* **Prompt**
Pull every line containing the word "Enable" from the records.

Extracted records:
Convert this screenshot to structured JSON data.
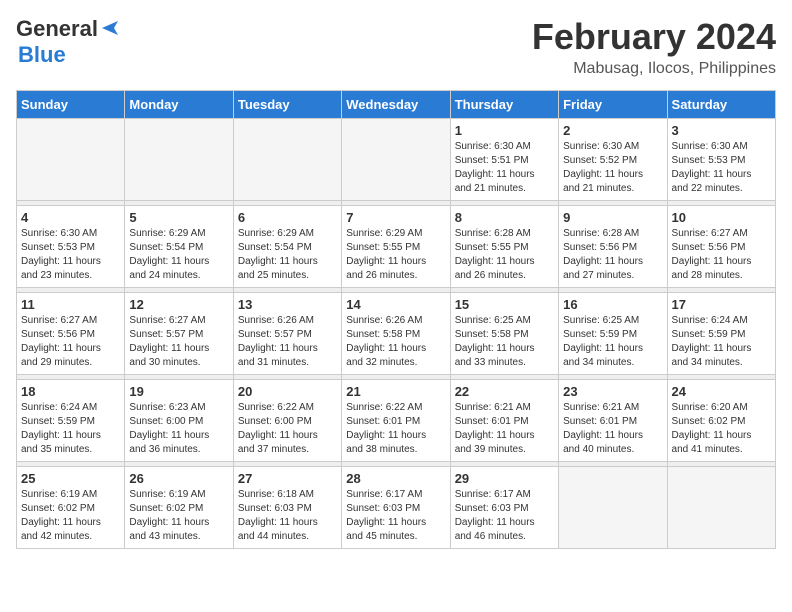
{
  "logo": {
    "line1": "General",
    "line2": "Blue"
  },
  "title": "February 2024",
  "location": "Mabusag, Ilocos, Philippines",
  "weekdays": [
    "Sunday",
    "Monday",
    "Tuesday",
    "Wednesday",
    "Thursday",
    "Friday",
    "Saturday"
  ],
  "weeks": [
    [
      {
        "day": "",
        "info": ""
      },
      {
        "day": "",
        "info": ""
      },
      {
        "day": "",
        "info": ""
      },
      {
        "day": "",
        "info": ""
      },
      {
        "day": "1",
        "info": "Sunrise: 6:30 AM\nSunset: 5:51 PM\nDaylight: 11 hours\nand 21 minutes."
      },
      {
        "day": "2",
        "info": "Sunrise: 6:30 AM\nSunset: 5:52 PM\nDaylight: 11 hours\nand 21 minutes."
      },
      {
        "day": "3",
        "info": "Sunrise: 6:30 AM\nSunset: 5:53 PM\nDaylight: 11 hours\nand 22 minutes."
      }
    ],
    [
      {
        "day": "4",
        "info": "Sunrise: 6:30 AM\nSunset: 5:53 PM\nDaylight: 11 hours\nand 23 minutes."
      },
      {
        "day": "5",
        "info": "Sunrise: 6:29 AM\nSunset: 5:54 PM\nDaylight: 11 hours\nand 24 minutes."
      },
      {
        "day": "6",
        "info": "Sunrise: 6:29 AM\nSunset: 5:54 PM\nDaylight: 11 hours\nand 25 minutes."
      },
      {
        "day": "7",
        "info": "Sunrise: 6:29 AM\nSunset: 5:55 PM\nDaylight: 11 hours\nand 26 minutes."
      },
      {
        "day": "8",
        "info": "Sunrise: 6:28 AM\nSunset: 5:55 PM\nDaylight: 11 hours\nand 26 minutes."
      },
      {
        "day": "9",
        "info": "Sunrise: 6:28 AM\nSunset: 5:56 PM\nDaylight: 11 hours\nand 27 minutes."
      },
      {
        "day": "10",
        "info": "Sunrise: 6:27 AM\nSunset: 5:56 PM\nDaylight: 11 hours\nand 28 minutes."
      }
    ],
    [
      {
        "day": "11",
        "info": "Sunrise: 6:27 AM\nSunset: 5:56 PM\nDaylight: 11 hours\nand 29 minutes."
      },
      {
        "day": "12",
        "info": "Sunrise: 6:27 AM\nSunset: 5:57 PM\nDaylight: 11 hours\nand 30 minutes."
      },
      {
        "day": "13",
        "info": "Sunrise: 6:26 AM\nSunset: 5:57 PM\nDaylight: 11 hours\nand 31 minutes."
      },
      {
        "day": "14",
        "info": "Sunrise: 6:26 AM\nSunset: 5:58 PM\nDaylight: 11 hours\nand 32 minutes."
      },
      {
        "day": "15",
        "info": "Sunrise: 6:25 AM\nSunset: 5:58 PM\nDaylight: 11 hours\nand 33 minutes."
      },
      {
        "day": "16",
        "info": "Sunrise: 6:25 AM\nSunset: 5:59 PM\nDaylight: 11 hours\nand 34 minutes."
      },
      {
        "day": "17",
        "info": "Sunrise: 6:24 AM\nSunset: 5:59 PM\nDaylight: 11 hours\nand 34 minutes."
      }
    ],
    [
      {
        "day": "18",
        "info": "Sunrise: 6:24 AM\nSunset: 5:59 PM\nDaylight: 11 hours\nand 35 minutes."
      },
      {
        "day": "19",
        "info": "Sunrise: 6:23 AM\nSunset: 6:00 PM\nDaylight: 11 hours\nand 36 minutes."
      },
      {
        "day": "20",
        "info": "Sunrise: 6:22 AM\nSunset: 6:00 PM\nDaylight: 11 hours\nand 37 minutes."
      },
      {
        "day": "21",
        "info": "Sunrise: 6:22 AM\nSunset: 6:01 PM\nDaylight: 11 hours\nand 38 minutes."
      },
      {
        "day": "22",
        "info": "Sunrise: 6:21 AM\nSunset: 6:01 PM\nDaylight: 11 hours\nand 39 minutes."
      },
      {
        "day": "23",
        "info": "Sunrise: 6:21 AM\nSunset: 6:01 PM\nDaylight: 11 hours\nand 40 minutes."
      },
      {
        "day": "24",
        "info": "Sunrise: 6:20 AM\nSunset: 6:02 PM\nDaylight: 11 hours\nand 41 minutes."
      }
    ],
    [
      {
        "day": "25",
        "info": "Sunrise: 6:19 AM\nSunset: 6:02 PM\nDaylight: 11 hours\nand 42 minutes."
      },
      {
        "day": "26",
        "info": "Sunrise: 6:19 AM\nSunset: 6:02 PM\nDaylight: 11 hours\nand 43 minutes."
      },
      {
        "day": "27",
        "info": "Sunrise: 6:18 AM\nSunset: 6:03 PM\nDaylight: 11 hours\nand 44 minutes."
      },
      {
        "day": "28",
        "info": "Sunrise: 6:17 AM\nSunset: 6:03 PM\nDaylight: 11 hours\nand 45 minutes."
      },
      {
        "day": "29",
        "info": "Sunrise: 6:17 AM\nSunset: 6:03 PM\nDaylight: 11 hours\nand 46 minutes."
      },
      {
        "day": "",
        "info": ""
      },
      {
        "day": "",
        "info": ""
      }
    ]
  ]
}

* * *

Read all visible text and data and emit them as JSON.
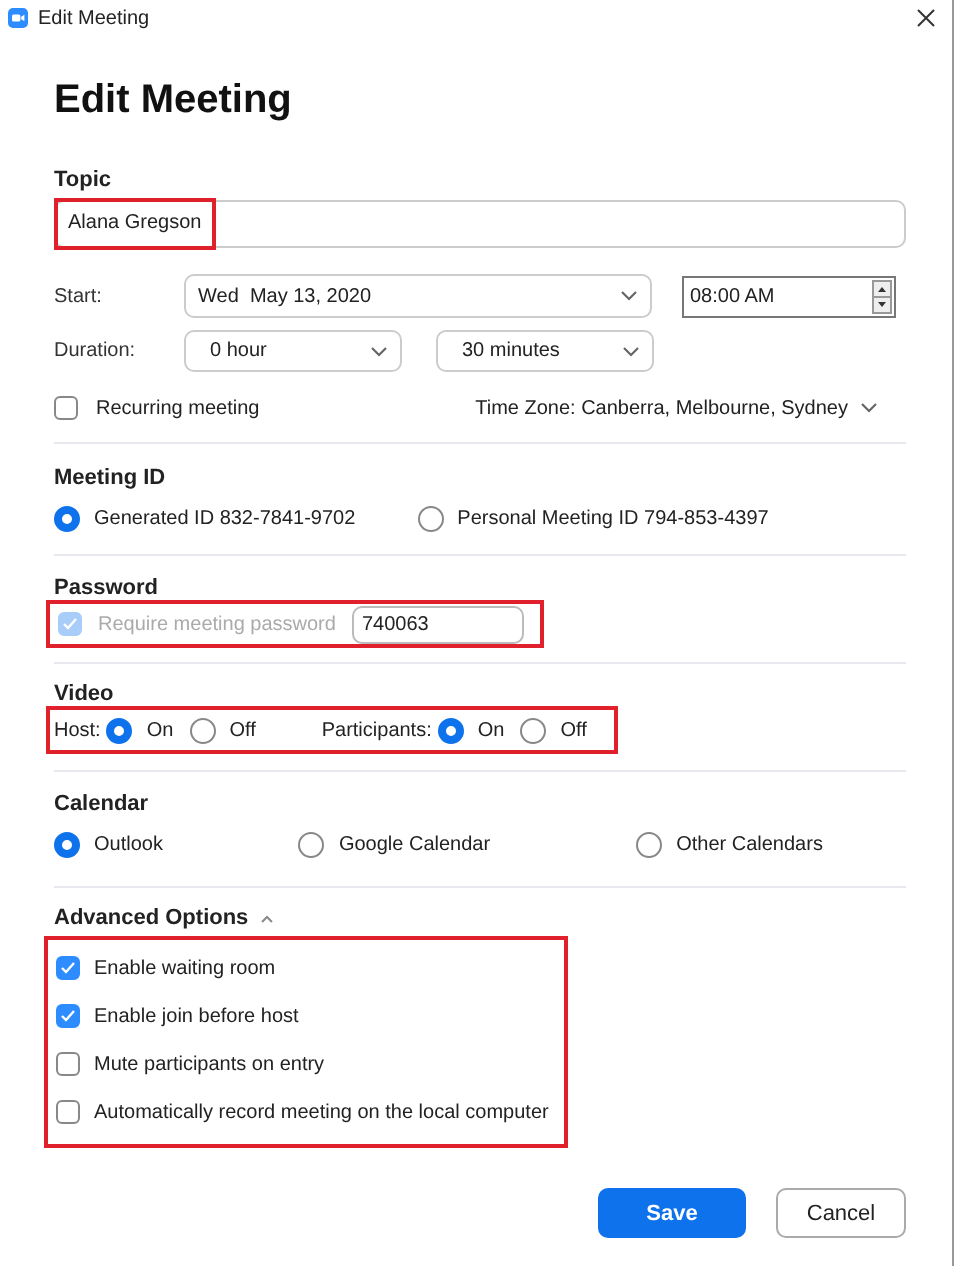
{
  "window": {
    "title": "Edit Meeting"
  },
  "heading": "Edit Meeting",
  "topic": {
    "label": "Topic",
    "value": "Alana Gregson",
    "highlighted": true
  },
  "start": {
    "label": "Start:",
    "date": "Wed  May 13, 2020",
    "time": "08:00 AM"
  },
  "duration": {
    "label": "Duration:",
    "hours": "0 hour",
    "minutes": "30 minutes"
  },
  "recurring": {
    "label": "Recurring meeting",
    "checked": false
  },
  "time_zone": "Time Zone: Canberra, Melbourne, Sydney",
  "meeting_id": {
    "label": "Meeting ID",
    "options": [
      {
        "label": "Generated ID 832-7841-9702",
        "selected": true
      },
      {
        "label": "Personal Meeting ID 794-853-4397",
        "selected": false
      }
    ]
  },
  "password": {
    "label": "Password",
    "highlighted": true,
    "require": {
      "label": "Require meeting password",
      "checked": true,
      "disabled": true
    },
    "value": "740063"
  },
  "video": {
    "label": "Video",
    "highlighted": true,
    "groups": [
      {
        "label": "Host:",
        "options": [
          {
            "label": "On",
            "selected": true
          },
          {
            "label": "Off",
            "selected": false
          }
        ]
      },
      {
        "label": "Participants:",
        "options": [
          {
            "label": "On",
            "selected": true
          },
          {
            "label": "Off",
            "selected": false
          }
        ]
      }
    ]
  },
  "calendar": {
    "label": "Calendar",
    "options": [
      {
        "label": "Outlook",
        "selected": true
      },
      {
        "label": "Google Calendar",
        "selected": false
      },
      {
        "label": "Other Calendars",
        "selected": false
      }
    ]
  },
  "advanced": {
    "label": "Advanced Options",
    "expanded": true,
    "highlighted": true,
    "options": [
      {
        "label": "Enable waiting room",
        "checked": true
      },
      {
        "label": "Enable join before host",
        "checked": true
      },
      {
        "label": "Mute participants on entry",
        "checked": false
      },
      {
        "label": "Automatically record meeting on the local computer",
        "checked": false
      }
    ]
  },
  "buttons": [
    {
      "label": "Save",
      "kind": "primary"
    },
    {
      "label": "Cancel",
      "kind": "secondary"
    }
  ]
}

* **Result**
        "label": "Enable waiting room",
        "label": "Enable join before host",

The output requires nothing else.